In the data, extract each line that holds the string "expanded".

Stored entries
Begin
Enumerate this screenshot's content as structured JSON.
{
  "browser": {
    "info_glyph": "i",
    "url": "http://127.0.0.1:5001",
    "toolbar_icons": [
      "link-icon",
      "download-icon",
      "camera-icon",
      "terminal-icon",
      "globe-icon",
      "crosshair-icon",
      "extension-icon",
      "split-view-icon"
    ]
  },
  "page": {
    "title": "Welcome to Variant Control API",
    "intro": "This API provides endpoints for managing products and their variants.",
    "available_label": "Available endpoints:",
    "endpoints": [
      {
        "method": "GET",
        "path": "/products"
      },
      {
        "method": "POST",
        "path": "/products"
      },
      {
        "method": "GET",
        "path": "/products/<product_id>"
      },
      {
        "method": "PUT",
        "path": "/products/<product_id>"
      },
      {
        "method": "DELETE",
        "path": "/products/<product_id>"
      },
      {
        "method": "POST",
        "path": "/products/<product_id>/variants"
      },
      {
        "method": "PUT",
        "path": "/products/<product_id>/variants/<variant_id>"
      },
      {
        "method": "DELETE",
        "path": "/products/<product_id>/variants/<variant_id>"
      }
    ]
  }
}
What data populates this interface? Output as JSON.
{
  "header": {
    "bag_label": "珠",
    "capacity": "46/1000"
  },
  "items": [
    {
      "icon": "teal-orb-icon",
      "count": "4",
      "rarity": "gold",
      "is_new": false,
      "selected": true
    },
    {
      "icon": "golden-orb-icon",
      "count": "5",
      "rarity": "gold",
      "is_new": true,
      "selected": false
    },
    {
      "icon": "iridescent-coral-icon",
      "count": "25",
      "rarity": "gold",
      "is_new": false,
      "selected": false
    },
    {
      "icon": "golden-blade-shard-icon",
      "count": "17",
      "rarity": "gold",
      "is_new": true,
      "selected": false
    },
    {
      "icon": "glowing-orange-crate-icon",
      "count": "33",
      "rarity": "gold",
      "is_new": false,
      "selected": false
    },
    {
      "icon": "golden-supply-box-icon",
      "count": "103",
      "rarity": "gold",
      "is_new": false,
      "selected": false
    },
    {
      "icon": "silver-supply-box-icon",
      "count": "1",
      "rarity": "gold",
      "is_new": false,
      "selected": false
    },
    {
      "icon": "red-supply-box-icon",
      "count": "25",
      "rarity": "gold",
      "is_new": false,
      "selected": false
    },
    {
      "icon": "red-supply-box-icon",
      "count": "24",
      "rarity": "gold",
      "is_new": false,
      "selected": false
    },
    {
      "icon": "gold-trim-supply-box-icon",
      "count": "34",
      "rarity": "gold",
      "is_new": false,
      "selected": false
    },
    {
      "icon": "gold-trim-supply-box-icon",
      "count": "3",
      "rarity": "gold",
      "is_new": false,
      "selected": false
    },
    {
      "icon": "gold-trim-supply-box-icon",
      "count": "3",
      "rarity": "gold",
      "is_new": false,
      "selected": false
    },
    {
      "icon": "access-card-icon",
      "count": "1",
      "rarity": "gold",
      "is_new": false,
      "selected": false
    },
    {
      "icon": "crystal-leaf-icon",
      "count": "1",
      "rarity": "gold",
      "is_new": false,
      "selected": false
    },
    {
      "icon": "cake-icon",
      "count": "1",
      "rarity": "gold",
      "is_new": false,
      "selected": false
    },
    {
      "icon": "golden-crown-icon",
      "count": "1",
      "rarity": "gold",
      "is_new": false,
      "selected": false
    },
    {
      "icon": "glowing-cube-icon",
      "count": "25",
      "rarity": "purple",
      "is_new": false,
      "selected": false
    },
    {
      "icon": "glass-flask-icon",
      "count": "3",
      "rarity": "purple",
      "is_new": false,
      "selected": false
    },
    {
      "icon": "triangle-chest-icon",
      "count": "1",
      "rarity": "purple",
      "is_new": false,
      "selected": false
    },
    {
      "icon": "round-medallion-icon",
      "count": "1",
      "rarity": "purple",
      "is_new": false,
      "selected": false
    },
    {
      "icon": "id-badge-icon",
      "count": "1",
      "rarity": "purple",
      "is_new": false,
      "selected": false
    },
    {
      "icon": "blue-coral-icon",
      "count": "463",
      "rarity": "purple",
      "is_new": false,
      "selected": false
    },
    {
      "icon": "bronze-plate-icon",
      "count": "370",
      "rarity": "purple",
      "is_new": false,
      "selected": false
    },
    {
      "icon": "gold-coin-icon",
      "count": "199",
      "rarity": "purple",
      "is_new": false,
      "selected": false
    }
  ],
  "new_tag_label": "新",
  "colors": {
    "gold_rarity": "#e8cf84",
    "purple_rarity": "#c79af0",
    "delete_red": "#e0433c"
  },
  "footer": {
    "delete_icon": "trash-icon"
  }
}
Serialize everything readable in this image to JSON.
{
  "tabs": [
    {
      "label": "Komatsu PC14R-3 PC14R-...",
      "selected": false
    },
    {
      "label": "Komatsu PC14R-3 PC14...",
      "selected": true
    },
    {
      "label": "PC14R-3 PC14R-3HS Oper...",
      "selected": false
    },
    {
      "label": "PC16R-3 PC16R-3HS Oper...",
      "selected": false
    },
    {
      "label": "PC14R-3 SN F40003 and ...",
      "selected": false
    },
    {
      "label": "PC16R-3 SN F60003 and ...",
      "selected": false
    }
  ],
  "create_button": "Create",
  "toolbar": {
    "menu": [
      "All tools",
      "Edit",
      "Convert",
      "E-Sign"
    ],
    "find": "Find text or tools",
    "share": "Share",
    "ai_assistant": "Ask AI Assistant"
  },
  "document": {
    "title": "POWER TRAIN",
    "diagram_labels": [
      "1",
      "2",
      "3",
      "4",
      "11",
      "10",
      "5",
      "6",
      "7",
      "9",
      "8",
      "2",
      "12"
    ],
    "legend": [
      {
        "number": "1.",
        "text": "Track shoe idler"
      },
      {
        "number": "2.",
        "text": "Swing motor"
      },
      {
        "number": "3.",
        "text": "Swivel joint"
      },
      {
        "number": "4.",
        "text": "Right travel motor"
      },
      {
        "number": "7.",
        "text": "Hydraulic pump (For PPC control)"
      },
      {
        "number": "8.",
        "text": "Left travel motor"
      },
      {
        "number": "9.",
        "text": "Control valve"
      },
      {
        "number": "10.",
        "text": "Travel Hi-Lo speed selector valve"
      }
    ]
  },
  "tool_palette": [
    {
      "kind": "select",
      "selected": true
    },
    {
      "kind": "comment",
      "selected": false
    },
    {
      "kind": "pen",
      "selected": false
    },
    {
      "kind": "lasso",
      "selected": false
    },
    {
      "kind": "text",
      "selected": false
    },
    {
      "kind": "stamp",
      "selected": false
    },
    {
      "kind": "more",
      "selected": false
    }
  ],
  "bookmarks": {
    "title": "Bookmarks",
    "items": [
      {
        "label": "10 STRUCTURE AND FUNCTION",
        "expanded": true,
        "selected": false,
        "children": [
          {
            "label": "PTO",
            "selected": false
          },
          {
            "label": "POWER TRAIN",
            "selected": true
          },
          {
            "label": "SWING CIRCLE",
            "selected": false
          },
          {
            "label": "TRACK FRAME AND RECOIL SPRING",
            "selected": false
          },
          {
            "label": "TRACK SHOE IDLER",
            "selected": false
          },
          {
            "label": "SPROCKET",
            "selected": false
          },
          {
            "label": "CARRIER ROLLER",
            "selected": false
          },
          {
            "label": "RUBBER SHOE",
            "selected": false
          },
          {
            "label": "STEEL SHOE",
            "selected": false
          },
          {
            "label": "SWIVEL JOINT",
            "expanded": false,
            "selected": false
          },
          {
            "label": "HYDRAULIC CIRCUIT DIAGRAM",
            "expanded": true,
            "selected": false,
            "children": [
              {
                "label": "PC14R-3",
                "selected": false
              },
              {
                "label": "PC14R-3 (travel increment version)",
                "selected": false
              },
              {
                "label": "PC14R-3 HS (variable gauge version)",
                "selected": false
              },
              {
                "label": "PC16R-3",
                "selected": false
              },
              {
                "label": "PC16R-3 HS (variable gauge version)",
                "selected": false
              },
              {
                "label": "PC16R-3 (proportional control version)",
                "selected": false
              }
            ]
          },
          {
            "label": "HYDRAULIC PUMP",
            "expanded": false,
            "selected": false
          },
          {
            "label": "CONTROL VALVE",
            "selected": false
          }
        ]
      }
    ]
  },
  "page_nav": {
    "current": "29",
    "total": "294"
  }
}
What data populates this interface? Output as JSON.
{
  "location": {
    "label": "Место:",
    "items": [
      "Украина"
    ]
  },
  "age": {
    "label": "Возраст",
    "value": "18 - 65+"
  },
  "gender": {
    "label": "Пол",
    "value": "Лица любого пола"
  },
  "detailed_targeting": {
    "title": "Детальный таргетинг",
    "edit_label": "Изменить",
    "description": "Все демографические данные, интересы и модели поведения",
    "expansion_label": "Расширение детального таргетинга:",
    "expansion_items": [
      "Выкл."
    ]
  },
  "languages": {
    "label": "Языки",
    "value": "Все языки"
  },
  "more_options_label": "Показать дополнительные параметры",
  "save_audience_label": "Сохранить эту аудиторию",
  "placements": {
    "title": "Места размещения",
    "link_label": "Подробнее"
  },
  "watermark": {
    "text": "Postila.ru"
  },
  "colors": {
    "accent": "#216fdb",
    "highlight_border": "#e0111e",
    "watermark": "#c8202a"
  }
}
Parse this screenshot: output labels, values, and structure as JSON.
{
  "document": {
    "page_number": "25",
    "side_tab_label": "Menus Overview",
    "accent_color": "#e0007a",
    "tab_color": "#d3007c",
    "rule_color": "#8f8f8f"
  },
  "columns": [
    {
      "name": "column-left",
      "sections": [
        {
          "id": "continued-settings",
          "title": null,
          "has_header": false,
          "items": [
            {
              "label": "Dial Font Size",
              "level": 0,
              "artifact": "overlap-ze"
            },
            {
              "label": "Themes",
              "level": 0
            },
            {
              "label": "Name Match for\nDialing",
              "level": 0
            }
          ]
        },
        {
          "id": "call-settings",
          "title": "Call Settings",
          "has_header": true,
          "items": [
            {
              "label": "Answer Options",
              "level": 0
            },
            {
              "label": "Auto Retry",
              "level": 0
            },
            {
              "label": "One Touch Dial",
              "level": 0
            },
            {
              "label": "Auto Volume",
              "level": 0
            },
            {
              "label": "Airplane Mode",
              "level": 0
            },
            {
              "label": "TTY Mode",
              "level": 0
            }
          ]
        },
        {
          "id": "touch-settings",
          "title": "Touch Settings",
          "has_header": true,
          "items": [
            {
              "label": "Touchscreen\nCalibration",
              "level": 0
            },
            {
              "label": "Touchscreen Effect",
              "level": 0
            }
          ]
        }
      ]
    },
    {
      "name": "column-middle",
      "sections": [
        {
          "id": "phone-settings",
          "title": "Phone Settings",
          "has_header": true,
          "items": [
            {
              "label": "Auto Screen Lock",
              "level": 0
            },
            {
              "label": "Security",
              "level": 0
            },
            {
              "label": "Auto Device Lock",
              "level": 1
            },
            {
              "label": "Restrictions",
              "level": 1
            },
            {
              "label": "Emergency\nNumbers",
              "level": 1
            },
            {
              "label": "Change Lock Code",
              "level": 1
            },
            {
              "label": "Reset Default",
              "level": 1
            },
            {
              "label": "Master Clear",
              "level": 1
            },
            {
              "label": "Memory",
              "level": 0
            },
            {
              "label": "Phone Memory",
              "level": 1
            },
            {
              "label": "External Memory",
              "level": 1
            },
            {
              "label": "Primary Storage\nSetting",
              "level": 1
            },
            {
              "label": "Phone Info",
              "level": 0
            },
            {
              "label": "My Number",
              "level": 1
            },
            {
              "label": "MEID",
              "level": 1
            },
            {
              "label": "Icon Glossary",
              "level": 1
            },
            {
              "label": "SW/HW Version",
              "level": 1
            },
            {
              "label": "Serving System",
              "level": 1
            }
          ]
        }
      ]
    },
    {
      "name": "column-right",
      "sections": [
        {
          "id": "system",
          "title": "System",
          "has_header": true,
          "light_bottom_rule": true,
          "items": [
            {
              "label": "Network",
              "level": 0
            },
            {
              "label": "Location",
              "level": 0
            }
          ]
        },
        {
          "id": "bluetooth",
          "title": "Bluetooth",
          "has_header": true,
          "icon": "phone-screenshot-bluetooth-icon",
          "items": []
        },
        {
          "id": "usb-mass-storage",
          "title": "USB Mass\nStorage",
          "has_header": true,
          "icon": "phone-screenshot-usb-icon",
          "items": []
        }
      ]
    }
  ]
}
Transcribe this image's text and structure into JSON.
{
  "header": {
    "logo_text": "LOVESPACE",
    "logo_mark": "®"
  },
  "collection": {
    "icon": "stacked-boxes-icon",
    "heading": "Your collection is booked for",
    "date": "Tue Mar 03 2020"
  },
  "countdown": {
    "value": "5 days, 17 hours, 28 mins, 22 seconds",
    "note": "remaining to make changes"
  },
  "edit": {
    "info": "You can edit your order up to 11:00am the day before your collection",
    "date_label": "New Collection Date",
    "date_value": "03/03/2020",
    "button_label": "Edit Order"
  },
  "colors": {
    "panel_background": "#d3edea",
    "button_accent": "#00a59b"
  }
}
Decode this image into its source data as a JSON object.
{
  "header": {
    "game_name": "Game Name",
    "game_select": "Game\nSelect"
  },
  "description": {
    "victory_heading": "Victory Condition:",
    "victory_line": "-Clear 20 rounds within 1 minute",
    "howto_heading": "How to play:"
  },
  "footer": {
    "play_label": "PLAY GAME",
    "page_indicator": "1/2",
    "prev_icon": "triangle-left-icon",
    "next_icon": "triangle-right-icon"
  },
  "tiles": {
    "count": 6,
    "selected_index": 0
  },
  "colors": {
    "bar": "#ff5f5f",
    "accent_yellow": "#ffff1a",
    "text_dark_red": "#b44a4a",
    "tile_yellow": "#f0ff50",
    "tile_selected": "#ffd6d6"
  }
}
End
*FULL RESPONSE*
        "expanded": true,
            "expanded": false,
            "expanded": true,
            "expanded": false,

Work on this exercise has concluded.